▶ [Source records]
┏━━

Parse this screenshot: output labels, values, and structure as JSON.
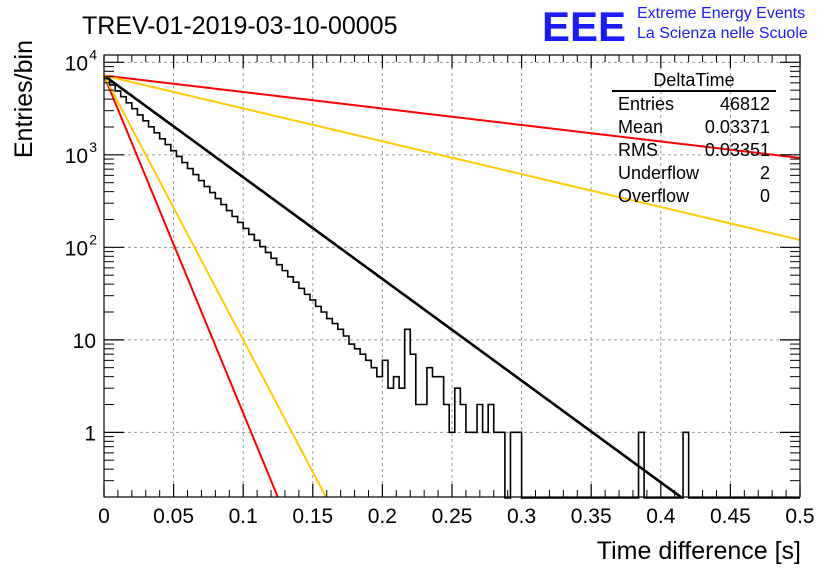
{
  "chart_data": {
    "type": "histogram",
    "title": "TREV-01-2019-03-10-00005",
    "xlabel": "Time difference [s]",
    "ylabel": "Entries/bin",
    "xlim": [
      0,
      0.5
    ],
    "ylim": [
      0.2,
      12000
    ],
    "yscale": "log",
    "grid": true,
    "x_ticks": [
      "0",
      "0.05",
      "0.1",
      "0.15",
      "0.2",
      "0.25",
      "0.3",
      "0.35",
      "0.4",
      "0.45",
      "0.5"
    ],
    "y_ticks": [
      {
        "value": 1,
        "label": "1"
      },
      {
        "value": 10,
        "label": "10"
      },
      {
        "value": 100,
        "label": "10",
        "exp": "2"
      },
      {
        "value": 1000,
        "label": "10",
        "exp": "3"
      },
      {
        "value": 10000,
        "label": "10",
        "exp": "4"
      }
    ],
    "histogram": {
      "bin_width": 0.004,
      "start": 0,
      "counts": [
        6700,
        5700,
        4900,
        4250,
        3650,
        3150,
        2700,
        2330,
        2010,
        1730,
        1490,
        1290,
        1110,
        960,
        825,
        710,
        612,
        527,
        454,
        391,
        337,
        290,
        250,
        216,
        186,
        160,
        138,
        119,
        102,
        88,
        76,
        65,
        56,
        48,
        42,
        36,
        31,
        27,
        23,
        20,
        17,
        15,
        13,
        11,
        9,
        8,
        7,
        6,
        5,
        4,
        6,
        3,
        4,
        3,
        13,
        7,
        2,
        2,
        5,
        4,
        4,
        2,
        1,
        3,
        2,
        1,
        1,
        2,
        1,
        2,
        1,
        1,
        0,
        1,
        1,
        0,
        0,
        0,
        0,
        0,
        0,
        0,
        0,
        0,
        0,
        0,
        0,
        0,
        0,
        0,
        0,
        0,
        0,
        0,
        0,
        0,
        1,
        0,
        0,
        0,
        0,
        0,
        0,
        0,
        1,
        0,
        0,
        0,
        0,
        0,
        0,
        0,
        0,
        0,
        0,
        0,
        0,
        0,
        0,
        0,
        0,
        0,
        0,
        0,
        0
      ]
    },
    "fit_lines": [
      {
        "color": "#000000",
        "A": 7200,
        "tau": 0.0395
      },
      {
        "color": "#ff0000",
        "A": 7200,
        "tau": 0.0119
      },
      {
        "color": "#ffcc00",
        "A": 7200,
        "tau": 0.0152
      },
      {
        "color": "#ff0000",
        "A": 7200,
        "tau": 0.2437
      },
      {
        "color": "#ffcc00",
        "A": 7200,
        "tau": 0.1222
      }
    ],
    "stats": {
      "title": "DeltaTime",
      "rows": [
        {
          "label": "Entries",
          "value": "46812"
        },
        {
          "label": "Mean",
          "value": "0.03371"
        },
        {
          "label": "RMS",
          "value": "0.03351"
        },
        {
          "label": "Underflow",
          "value": "2"
        },
        {
          "label": "Overflow",
          "value": "0"
        }
      ]
    },
    "logo": {
      "mark": "EEE",
      "line1": "Extreme Energy Events",
      "line2": "La Scienza nelle Scuole",
      "color": "#1a1aff"
    }
  }
}
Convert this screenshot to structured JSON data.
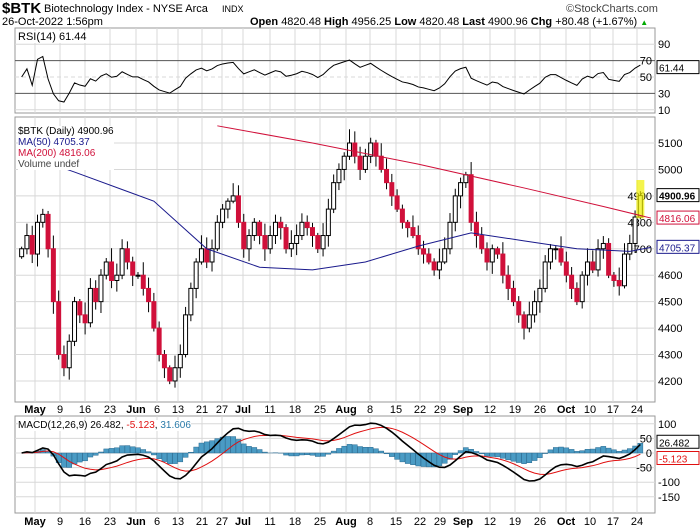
{
  "header": {
    "symbol": "$BTK",
    "name": "Biotechnology Index - NYSE Arca",
    "exchange": "INDX",
    "brand": "©StockCharts.com",
    "datetime": "26-Oct-2022 1:56pm",
    "open_label": "Open",
    "open": "4820.48",
    "high_label": "High",
    "high": "4956.25",
    "low_label": "Low",
    "low": "4820.48",
    "last_label": "Last",
    "last": "4900.96",
    "chg_label": "Chg",
    "chg": "+80.48 (+1.67%)",
    "chg_arrow": "▲"
  },
  "colors": {
    "up": "#000000",
    "down": "#d0103a",
    "ma50": "#1a1a8c",
    "ma200": "#d0103a",
    "macd_hist": "#4a9bc4",
    "signal": "#e01010",
    "grid": "#d8d8d8"
  },
  "chart_data": [
    {
      "type": "line",
      "title": "RSI(14) 61.44",
      "label": "RSI(14)",
      "last": "61.44",
      "ylim": [
        0,
        100
      ],
      "yticks": [
        "90",
        "70",
        "50",
        "30",
        "10"
      ]
    },
    {
      "type": "candlestick",
      "legend": [
        "$BTK (Daily) 4900.96",
        "MA(50) 4705.37",
        "MA(200) 4816.06",
        "Volume undef"
      ],
      "ylim": [
        4130,
        5200
      ],
      "yticks": [
        "5100",
        "5000",
        "4900",
        "4800",
        "4700",
        "4600",
        "4500",
        "4400",
        "4300",
        "4200"
      ],
      "last_labels": {
        "close": "4900.96",
        "ma200": "4816.06",
        "ma50": "4705.37"
      },
      "closes": [
        4700,
        4750,
        4680,
        4800,
        4830,
        4700,
        4500,
        4300,
        4250,
        4350,
        4500,
        4450,
        4420,
        4550,
        4500,
        4600,
        4650,
        4580,
        4600,
        4700,
        4650,
        4600,
        4600,
        4550,
        4500,
        4400,
        4300,
        4250,
        4200,
        4250,
        4300,
        4450,
        4550,
        4650,
        4700,
        4650,
        4700,
        4800,
        4850,
        4880,
        4900,
        4800,
        4700,
        4750,
        4800,
        4750,
        4700,
        4750,
        4800,
        4780,
        4700,
        4720,
        4750,
        4800,
        4780,
        4750,
        4700,
        4750,
        4850,
        4950,
        5000,
        5050,
        5100,
        5050,
        5000,
        5050,
        5100,
        5050,
        5000,
        4950,
        4900,
        4850,
        4800,
        4780,
        4750,
        4700,
        4680,
        4650,
        4620,
        4650,
        4700,
        4800,
        4900,
        4950,
        4980,
        4800,
        4750,
        4700,
        4650,
        4700,
        4680,
        4600,
        4550,
        4500,
        4450,
        4400,
        4450,
        4500,
        4550,
        4650,
        4700,
        4700,
        4650,
        4600,
        4550,
        4500,
        4600,
        4650,
        4620,
        4700,
        4720,
        4600,
        4580,
        4560,
        4680,
        4720,
        4820,
        4900.96
      ],
      "ma50": [
        [
          0,
          5060
        ],
        [
          10,
          4990
        ],
        [
          25,
          4880
        ],
        [
          35,
          4700
        ],
        [
          45,
          4630
        ],
        [
          55,
          4620
        ],
        [
          65,
          4650
        ],
        [
          75,
          4710
        ],
        [
          85,
          4760
        ],
        [
          95,
          4730
        ],
        [
          105,
          4700
        ],
        [
          115,
          4690
        ],
        [
          119,
          4705.37
        ]
      ],
      "ma200": [
        [
          37,
          5165
        ],
        [
          55,
          5100
        ],
        [
          75,
          5020
        ],
        [
          95,
          4930
        ],
        [
          110,
          4860
        ],
        [
          119,
          4816.06
        ]
      ]
    },
    {
      "type": "macd",
      "label": "MACD(12,26,9)",
      "macd": "26.482",
      "signal": "-5.123",
      "hist": "31.606",
      "ylim": [
        -200,
        130
      ],
      "yticks": [
        "100",
        "50",
        "0",
        "-50",
        "-100",
        "-150"
      ],
      "last_labels": {
        "macd": "26.482",
        "signal": "-5.123"
      }
    }
  ],
  "xaxis": [
    "May",
    "9",
    "16",
    "23",
    "Jun",
    "6",
    "13",
    "21",
    "27",
    "Jul",
    "11",
    "18",
    "25",
    "Aug",
    "8",
    "15",
    "22",
    "29",
    "Sep",
    "12",
    "19",
    "26",
    "Oct",
    "10",
    "17",
    "24"
  ]
}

┗━━

▶ [Direction] Using the material above, gather every line that includes "type".

▶ [Worked answer]
    "type": "histogram",
      "type": "line",
      "type": "candlestick",
      "type": "macd",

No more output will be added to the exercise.